**Page text**
........

The jaws 20 and 21 are L-shaped, having outer portions 52 and 53 and inner portions 54 and 55. When the jaws 20 and 21 are associated with the carrier 42, the inner portions 54 and 55 of these jaws are positioned in the transverse slot 45 and aligned radially of the tool. The outer portions 52 and 53 of the jaws 20 and 21 are located in the longitudinal slots 47 and 48, where they are engaged on their undersurfaces by compression springs 56 and 57. The latter members are received within openings 58 and 59 which extend radially with respect to the carrier 42 and are parallel to the slot 45.

The jaws 24 and 25 also are L-shaped, including outer portions 62 and 63 that fit within the longitudinal slots 50 and 51, while the inner portions 64 and 65 of these jaws are located in the transverse slot 49. Compression springs 67 and 68 received in radial openings 69 and 70 bear against the flat undersurfaces of the outer portions 62 and 63 of the jaws 24 and 25 (see FIG. 13).

A cover plate 72 having a circular outer periphery and a frustoconical opening 73 at its center fits over the forward face 46 of the carrier 42. It is attached to the carrier by means of screws 74, which fit within tapped openings 75 that extend longitudinally into the carrier 42. The cover plate 72 prevents the jaws 20, 21, 24 and 25 from falling out of the front of the carrier 42.

Extending around the carrier 42 is a cam ring 76 which has a cylindrical inner surface 77. The handle 40 of the crimping tool 39 is integral with and extends from the cam ring 76. A pair of diametrically opposed grooves 78 and 79 in the inner surface 77 extends for the length of the cam ring 76. The grooves 78 and 79 are formed by cylindrical segments which are less than semicylinders.

A second pair of diametrically opposed grooves 81 and 82 also extends the full length of the inner surface 77 of the cam ring 76. The grooves 81 and 82 are displaced 90.degree. from the grooves 78 and 79, and include sloping portions 83 and 84 leading to inner deeper portions 85 and 86.

........

**Data excerpts**
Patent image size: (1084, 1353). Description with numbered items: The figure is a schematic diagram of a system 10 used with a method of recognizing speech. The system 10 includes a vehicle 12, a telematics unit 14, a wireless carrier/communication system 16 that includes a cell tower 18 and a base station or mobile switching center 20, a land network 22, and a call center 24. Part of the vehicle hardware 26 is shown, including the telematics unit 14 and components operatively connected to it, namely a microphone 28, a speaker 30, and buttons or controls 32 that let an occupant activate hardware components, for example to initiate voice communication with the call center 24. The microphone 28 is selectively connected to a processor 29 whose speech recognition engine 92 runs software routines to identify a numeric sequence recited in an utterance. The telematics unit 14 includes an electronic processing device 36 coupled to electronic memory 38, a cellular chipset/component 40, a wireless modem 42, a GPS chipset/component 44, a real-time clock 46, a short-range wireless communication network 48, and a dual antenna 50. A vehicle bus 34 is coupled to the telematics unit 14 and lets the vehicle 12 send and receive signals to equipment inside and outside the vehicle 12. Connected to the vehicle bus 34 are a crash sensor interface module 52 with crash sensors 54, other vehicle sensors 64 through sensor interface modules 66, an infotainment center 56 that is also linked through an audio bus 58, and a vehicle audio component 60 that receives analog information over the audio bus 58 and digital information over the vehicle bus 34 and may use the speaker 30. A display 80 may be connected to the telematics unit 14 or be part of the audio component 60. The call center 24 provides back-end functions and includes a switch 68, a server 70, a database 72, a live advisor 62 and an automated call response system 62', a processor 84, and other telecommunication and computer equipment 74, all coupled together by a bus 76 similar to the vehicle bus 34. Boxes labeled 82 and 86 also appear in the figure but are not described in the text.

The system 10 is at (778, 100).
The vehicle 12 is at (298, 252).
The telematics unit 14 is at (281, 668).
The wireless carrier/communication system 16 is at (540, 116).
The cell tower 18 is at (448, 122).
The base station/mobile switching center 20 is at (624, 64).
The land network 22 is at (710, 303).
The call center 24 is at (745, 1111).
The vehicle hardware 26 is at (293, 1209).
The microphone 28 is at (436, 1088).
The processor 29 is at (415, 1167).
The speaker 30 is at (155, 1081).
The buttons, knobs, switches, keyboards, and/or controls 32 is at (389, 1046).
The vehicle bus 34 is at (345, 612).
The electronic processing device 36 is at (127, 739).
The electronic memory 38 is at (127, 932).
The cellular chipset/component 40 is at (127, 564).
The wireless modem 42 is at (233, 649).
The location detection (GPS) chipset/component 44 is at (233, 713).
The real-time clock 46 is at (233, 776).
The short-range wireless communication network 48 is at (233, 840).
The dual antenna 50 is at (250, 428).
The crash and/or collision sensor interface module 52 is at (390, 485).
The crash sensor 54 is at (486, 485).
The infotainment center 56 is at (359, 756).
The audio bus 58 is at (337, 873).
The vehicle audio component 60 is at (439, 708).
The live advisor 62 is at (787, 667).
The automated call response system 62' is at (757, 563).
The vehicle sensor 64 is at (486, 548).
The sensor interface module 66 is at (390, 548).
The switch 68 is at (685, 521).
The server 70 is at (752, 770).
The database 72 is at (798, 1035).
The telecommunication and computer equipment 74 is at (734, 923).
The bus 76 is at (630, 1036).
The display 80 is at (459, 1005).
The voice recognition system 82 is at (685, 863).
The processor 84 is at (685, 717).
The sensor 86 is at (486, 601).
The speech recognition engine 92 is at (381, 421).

........

**To do**
1. Answer these from the crimping tool description.
(a) What engages the undersurfaces of the outer portions 52 and 53 of the jaws 20 and 21?
(b) What attaches the cover plate 72 to the carrier 42?
(c) How far are the grooves 81 and 82 displaced from the grooves 78 and 79?
2. Continue the crimping tool description from its final sentence onward.

**Set of answers**
1.
(a) Compression springs 56 and 57.
(b) Screws 74, which fit within tapped openings 75 extending longitudinally into the carrier 42.
(c) 90 degrees.

2.
The outer portions 51 and 52 of the jaws 20 and 21 have outer semicylindrical ridges 88 and 89 which are adapted to substantially complementarily enter the grooves 78 and 79 in the cam ring 76. The compression springs 56 and 57 urge the jaws 20 and 21 outwardly to normally hold the ridges 88 and 89 within the grooves 78 and 79. This is the retracted position of the jaws 20 and 21.

The outer parts 62 and 63 of the curved jaws 24 and 25 have beveled outer longitudinal surfaces 90 and 91 which lead to outer corners 92 and 93 that engage the inner surface 77 of the cam ring 76 adjacent the inner portions 85 and 86 of the grooves 81 and 82, when these jaws are retracted as shown in FIG. 8. The compression springs 67 and 68 for the jaws 24 and 25 urge these jaws outwardly into this position. Adjacent the beveled outer surfaces 90 and 91 of the jaws 24 and 25, and within the deeper groove portions 85 and 86, are small cylindrical rollers 94 and 95.

Extending around the rearward portion 44 of the carrier 42, adjacent the rearward radial face 97 of the carrier portion 43, is a flat plate 98. The latter member is connected to the carrier by dowel pins 99 that extend through longitudinal openings 100 in the forward carrier portion 43. An arm 101 is integral with the plate 98 and projects from it.

The handle 41 is in three pieces, two of which are outer, generally flat sections 102 and 103. The section 102 has an opening 104 that receives the end of the rearward portion 44 of the carrier 43, positioning this part of the handle adjacent the plate 98. The other outer handle portion 103 has an inner opening 105 that fits around the cover plate 72. Outwardly from the jaw area there is a spacer 106 intermediate the handle sections 102 and 103, and the handle assembly is held together by fasteners 107.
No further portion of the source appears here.